WHAT YOU SHOULD DO
Print all of the data exactly.

PROVIDED DATA
--------------------
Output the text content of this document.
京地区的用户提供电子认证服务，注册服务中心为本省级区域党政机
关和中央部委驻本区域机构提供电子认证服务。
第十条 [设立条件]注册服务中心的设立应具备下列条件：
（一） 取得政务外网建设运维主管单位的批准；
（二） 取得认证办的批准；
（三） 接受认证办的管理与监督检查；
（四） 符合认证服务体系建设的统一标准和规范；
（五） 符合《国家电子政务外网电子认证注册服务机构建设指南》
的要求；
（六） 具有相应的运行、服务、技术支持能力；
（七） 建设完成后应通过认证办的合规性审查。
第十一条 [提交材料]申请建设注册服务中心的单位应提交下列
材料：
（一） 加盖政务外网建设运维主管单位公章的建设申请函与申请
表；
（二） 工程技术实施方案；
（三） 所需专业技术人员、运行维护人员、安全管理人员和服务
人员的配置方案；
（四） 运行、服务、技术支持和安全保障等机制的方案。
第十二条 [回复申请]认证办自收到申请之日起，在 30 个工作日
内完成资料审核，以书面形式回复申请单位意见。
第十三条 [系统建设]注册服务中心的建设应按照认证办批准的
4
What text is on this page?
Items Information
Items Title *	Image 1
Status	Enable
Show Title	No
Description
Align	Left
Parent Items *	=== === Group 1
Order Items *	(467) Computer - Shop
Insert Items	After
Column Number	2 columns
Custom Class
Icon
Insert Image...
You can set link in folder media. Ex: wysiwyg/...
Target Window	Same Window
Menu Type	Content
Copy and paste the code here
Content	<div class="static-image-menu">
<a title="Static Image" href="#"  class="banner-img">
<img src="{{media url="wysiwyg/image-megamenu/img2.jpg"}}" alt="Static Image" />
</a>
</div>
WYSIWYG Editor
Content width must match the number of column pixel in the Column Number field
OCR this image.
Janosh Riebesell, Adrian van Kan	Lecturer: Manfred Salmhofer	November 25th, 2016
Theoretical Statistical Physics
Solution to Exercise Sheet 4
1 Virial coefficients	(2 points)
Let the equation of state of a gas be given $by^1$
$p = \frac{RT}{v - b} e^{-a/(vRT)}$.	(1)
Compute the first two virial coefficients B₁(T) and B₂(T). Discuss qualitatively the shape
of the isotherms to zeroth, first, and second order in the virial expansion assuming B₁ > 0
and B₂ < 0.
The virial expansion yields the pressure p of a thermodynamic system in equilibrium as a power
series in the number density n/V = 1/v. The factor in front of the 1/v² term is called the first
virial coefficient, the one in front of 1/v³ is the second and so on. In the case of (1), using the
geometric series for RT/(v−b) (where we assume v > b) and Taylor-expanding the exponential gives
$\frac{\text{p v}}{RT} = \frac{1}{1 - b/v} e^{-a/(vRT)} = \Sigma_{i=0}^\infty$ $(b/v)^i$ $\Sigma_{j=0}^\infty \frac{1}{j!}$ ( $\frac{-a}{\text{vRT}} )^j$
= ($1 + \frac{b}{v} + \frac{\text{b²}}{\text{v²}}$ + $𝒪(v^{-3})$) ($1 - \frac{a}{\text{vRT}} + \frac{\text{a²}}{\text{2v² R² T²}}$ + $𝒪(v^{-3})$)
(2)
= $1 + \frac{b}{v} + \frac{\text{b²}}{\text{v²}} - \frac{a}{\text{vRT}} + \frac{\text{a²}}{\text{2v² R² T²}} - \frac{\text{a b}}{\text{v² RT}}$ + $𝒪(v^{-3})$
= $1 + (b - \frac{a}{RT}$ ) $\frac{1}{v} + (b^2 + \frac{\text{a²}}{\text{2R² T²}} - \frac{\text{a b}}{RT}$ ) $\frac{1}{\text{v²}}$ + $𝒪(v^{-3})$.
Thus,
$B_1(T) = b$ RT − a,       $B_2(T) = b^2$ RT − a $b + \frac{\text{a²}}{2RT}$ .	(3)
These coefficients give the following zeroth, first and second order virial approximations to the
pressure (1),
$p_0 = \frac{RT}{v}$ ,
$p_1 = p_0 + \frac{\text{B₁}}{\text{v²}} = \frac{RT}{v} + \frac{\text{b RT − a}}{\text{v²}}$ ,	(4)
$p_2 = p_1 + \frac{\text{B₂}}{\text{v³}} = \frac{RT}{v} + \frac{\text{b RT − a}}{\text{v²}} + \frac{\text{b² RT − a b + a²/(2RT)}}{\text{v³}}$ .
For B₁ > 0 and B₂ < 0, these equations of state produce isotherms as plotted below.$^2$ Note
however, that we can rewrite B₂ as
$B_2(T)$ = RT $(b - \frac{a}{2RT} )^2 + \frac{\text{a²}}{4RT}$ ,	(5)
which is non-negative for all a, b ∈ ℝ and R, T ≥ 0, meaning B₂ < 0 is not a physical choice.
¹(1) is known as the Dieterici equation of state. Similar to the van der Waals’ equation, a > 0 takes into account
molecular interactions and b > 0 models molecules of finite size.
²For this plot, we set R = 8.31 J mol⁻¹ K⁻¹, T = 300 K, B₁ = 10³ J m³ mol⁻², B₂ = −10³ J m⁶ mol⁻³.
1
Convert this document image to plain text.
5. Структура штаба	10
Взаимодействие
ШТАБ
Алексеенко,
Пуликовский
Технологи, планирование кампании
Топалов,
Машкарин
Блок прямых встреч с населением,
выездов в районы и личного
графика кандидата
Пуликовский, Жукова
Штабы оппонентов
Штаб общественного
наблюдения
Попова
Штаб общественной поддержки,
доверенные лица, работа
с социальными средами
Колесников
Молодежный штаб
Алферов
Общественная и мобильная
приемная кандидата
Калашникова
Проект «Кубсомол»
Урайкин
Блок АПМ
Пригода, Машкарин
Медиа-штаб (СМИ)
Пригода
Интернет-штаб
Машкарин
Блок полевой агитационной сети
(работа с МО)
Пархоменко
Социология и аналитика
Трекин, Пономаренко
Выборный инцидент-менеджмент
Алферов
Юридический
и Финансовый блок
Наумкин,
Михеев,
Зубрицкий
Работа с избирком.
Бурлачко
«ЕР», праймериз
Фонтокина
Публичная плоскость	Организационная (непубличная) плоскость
--------------------
ANSWER IN FULL
Output the text content of this document.
京地区的用户提供电子认证服务，注册服务中心为本省级区域党政机
关和中央部委驻本区域机构提供电子认证服务。
第十条 [设立条件]注册服务中心的设立应具备下列条件：
（一） 取得政务外网建设运维主管单位的批准；
（二） 取得认证办的批准；
（三） 接受认证办的管理与监督检查；
（四） 符合认证服务体系建设的统一标准和规范；
（五） 符合《国家电子政务外网电子认证注册服务机构建设指南》
的要求；
（六） 具有相应的运行、服务、技术支持能力；
（七） 建设完成后应通过认证办的合规性审查。
第十一条 [提交材料]申请建设注册服务中心的单位应提交下列
材料：
（一） 加盖政务外网建设运维主管单位公章的建设申请函与申请
表；
（二） 工程技术实施方案；
（三） 所需专业技术人员、运行维护人员、安全管理人员和服务
人员的配置方案；
（四） 运行、服务、技术支持和安全保障等机制的方案。
第十二条 [回复申请]认证办自收到申请之日起，在 30 个工作日
内完成资料审核，以书面形式回复申请单位意见。
第十三条 [系统建设]注册服务中心的建设应按照认证办批准的
4
What text is on this page?
Items Information
Items Title *	Image 1
Status	Enable
Show Title	No
Description
Align	Left
Parent Items *	=== === Group 1
Order Items *	(467) Computer - Shop
Insert Items	After
Column Number	2 columns
Custom Class
Icon
Insert Image...
You can set link in folder media. Ex: wysiwyg/...
Target Window	Same Window
Menu Type	Content
Copy and paste the code here
Content	<div class="static-image-menu">
<a title="Static Image" href="#"  class="banner-img">
<img src="{{media url="wysiwyg/image-megamenu/img2.jpg"}}" alt="Static Image" />
</a>
</div>
WYSIWYG Editor
Content width must match the number of column pixel in the Column Number field
OCR this image.
Janosh Riebesell, Adrian van Kan	Lecturer: Manfred Salmhofer	November 25th, 2016
Theoretical Statistical Physics
Solution to Exercise Sheet 4
1 Virial coefficients	(2 points)
Let the equation of state of a gas be given $by^1$
$p = \frac{RT}{v - b} e^{-a/(vRT)}$.	(1)
Compute the first two virial coefficients B₁(T) and B₂(T). Discuss qualitatively the shape
of the isotherms to zeroth, first, and second order in the virial expansion assuming B₁ > 0
and B₂ < 0.
The virial expansion yields the pressure p of a thermodynamic system in equilibrium as a power
series in the number density n/V = 1/v. The factor in front of the 1/v² term is called the first
virial coefficient, the one in front of 1/v³ is the second and so on. In the case of (1), using the
geometric series for RT/(v−b) (where we assume v > b) and Taylor-expanding the exponential gives
$\frac{\text{p v}}{RT} = \frac{1}{1 - b/v} e^{-a/(vRT)} = \Sigma_{i=0}^\infty$ $(b/v)^i$ $\Sigma_{j=0}^\infty \frac{1}{j!}$ ( $\frac{-a}{\text{vRT}} )^j$
= ($1 + \frac{b}{v} + \frac{\text{b²}}{\text{v²}}$ + $𝒪(v^{-3})$) ($1 - \frac{a}{\text{vRT}} + \frac{\text{a²}}{\text{2v² R² T²}}$ + $𝒪(v^{-3})$)
(2)
= $1 + \frac{b}{v} + \frac{\text{b²}}{\text{v²}} - \frac{a}{\text{vRT}} + \frac{\text{a²}}{\text{2v² R² T²}} - \frac{\text{a b}}{\text{v² RT}}$ + $𝒪(v^{-3})$
= $1 + (b - \frac{a}{RT}$ ) $\frac{1}{v} + (b^2 + \frac{\text{a²}}{\text{2R² T²}} - \frac{\text{a b}}{RT}$ ) $\frac{1}{\text{v²}}$ + $𝒪(v^{-3})$.
Thus,
$B_1(T) = b$ RT − a,       $B_2(T) = b^2$ RT − a $b + \frac{\text{a²}}{2RT}$ .	(3)
These coefficients give the following zeroth, first and second order virial approximations to the
pressure (1),
$p_0 = \frac{RT}{v}$ ,
$p_1 = p_0 + \frac{\text{B₁}}{\text{v²}} = \frac{RT}{v} + \frac{\text{b RT − a}}{\text{v²}}$ ,	(4)
$p_2 = p_1 + \frac{\text{B₂}}{\text{v³}} = \frac{RT}{v} + \frac{\text{b RT − a}}{\text{v²}} + \frac{\text{b² RT − a b + a²/(2RT)}}{\text{v³}}$ .
For B₁ > 0 and B₂ < 0, these equations of state produce isotherms as plotted below.$^2$ Note
however, that we can rewrite B₂ as
$B_2(T)$ = RT $(b - \frac{a}{2RT} )^2 + \frac{\text{a²}}{4RT}$ ,	(5)
which is non-negative for all a, b ∈ ℝ and R, T ≥ 0, meaning B₂ < 0 is not a physical choice.
¹(1) is known as the Dieterici equation of state. Similar to the van der Waals’ equation, a > 0 takes into account
molecular interactions and b > 0 models molecules of finite size.
²For this plot, we set R = 8.31 J mol⁻¹ K⁻¹, T = 300 K, B₁ = 10³ J m³ mol⁻², B₂ = −10³ J m⁶ mol⁻³.
1
Convert this document image to plain text.
5. Структура штаба	10
Взаимодействие
ШТАБ
Алексеенко,
Пуликовский
Технологи, планирование кампании
Топалов,
Машкарин
Блок прямых встреч с населением,
выездов в районы и личного
графика кандидата
Пуликовский, Жукова
Штабы оппонентов
Штаб общественного
наблюдения
Попова
Штаб общественной поддержки,
доверенные лица, работа
с социальными средами
Колесников
Молодежный штаб
Алферов
Общественная и мобильная
приемная кандидата
Калашникова
Проект «Кубсомол»
Урайкин
Блок АПМ
Пригода, Машкарин
Медиа-штаб (СМИ)
Пригода
Интернет-штаб
Машкарин
Блок полевой агитационной сети
(работа с МО)
Пархоменко
Социология и аналитика
Трекин, Пономаренко
Выборный инцидент-менеджмент
Алферов
Юридический
и Финансовый блок
Наумкин,
Михеев,
Зубрицкий
Работа с избирком.
Бурлачко
«ЕР», праймериз
Фонтокина
Публичная плоскость	Организационная (непубличная) плоскость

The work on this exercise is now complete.